EXERCISE TASK - Repeat the records below exactly, leaving out any pictures.

***

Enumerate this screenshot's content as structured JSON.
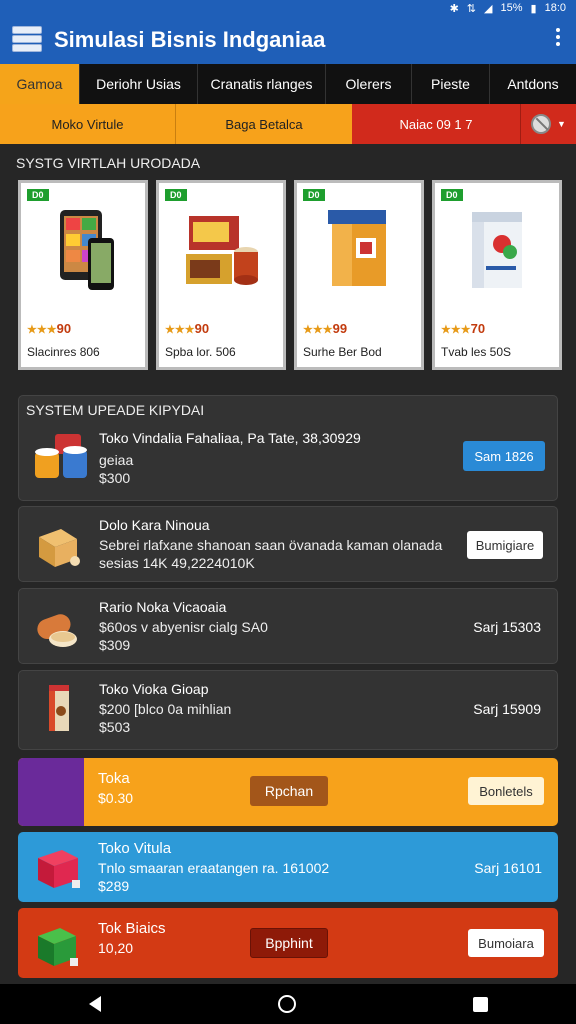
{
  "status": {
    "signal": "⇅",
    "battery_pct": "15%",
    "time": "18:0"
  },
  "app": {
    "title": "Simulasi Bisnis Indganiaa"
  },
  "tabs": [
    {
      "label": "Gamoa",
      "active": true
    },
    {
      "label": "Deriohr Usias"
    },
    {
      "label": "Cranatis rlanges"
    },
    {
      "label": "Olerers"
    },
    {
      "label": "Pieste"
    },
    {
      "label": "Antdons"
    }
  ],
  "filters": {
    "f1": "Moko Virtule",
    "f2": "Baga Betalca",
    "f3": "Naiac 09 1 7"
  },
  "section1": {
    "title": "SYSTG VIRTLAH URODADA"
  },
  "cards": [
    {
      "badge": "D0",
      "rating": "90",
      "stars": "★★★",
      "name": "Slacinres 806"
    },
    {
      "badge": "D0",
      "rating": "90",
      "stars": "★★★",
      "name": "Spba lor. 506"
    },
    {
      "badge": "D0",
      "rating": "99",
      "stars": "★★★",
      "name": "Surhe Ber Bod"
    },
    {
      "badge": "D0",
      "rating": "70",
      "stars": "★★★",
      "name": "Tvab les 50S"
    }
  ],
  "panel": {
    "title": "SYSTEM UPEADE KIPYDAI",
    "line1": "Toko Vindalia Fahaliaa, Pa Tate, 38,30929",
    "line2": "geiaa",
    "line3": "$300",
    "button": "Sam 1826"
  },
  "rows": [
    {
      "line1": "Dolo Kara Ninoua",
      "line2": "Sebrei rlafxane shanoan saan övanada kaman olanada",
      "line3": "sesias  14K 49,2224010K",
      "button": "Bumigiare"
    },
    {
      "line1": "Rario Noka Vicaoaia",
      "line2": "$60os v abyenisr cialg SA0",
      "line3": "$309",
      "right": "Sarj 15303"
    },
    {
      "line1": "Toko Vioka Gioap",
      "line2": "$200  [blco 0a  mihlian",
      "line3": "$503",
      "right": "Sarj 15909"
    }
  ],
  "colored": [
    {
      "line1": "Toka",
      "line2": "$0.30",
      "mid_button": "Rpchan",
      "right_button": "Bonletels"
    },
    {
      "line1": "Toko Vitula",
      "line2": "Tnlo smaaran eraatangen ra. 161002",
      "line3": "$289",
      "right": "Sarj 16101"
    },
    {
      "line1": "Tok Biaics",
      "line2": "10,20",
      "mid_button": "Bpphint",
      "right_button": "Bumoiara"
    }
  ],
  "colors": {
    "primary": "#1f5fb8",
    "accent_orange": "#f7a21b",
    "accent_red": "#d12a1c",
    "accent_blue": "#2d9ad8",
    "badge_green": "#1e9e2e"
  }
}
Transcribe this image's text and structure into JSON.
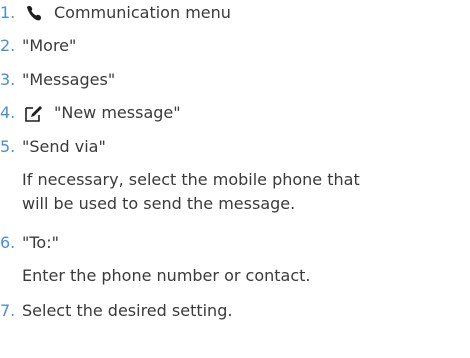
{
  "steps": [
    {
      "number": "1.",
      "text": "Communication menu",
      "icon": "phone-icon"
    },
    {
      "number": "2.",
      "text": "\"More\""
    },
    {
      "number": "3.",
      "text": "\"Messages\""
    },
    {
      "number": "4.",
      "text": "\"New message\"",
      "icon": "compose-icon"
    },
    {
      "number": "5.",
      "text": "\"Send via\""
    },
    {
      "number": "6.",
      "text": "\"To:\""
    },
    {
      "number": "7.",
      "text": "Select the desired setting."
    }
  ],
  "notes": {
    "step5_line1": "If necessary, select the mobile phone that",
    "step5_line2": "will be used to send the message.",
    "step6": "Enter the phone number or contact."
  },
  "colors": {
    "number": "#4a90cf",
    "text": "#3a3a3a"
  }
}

***

TASK ANSWER -
Enumerate this screenshot's content as structured JSON.
{
  "status": {
    "signal": "⇅",
    "battery_pct": "15%",
    "time": "18:0"
  },
  "app": {
    "title": "Simulasi Bisnis Indganiaa"
  },
  "tabs": [
    {
      "label": "Gamoa",
      "active": true
    },
    {
      "label": "Deriohr Usias"
    },
    {
      "label": "Cranatis rlanges"
    },
    {
      "label": "Olerers"
    },
    {
      "label": "Pieste"
    },
    {
      "label": "Antdons"
    }
  ],
  "filters": {
    "f1": "Moko Virtule",
    "f2": "Baga Betalca",
    "f3": "Naiac 09 1 7"
  },
  "section1": {
    "title": "SYSTG VIRTLAH URODADA"
  },
  "cards": [
    {
      "badge": "D0",
      "rating": "90",
      "stars": "★★★",
      "name": "Slacinres 806"
    },
    {
      "badge": "D0",
      "rating": "90",
      "stars": "★★★",
      "name": "Spba lor. 506"
    },
    {
      "badge": "D0",
      "rating": "99",
      "stars": "★★★",
      "name": "Surhe Ber Bod"
    },
    {
      "badge": "D0",
      "rating": "70",
      "stars": "★★★",
      "name": "Tvab les 50S"
    }
  ],
  "panel": {
    "title": "SYSTEM UPEADE KIPYDAI",
    "line1": "Toko Vindalia Fahaliaa, Pa Tate, 38,30929",
    "line2": "geiaa",
    "line3": "$300",
    "button": "Sam 1826"
  },
  "rows": [
    {
      "line1": "Dolo Kara Ninoua",
      "line2": "Sebrei rlafxane shanoan saan övanada kaman olanada",
      "line3": "sesias  14K 49,2224010K",
      "button": "Bumigiare"
    },
    {
      "line1": "Rario Noka Vicaoaia",
      "line2": "$60os v abyenisr cialg SA0",
      "line3": "$309",
      "right": "Sarj 15303"
    },
    {
      "line1": "Toko Vioka Gioap",
      "line2": "$200  [blco 0a  mihlian",
      "line3": "$503",
      "right": "Sarj 15909"
    }
  ],
  "colored": [
    {
      "line1": "Toka",
      "line2": "$0.30",
      "mid_button": "Rpchan",
      "right_button": "Bonletels"
    },
    {
      "line1": "Toko Vitula",
      "line2": "Tnlo smaaran eraatangen ra. 161002",
      "line3": "$289",
      "right": "Sarj 16101"
    },
    {
      "line1": "Tok Biaics",
      "line2": "10,20",
      "mid_button": "Bpphint",
      "right_button": "Bumoiara"
    }
  ],
  "colors": {
    "primary": "#1f5fb8",
    "accent_orange": "#f7a21b",
    "accent_red": "#d12a1c",
    "accent_blue": "#2d9ad8",
    "badge_green": "#1e9e2e"
  }
}
Transcribe this image's text and structure into JSON.
{
  "steps": [
    {
      "number": "1.",
      "text": "Communication menu",
      "icon": "phone-icon"
    },
    {
      "number": "2.",
      "text": "\"More\""
    },
    {
      "number": "3.",
      "text": "\"Messages\""
    },
    {
      "number": "4.",
      "text": "\"New message\"",
      "icon": "compose-icon"
    },
    {
      "number": "5.",
      "text": "\"Send via\""
    },
    {
      "number": "6.",
      "text": "\"To:\""
    },
    {
      "number": "7.",
      "text": "Select the desired setting."
    }
  ],
  "notes": {
    "step5_line1": "If necessary, select the mobile phone that",
    "step5_line2": "will be used to send the message.",
    "step6": "Enter the phone number or contact."
  },
  "colors": {
    "number": "#4a90cf",
    "text": "#3a3a3a"
  }
}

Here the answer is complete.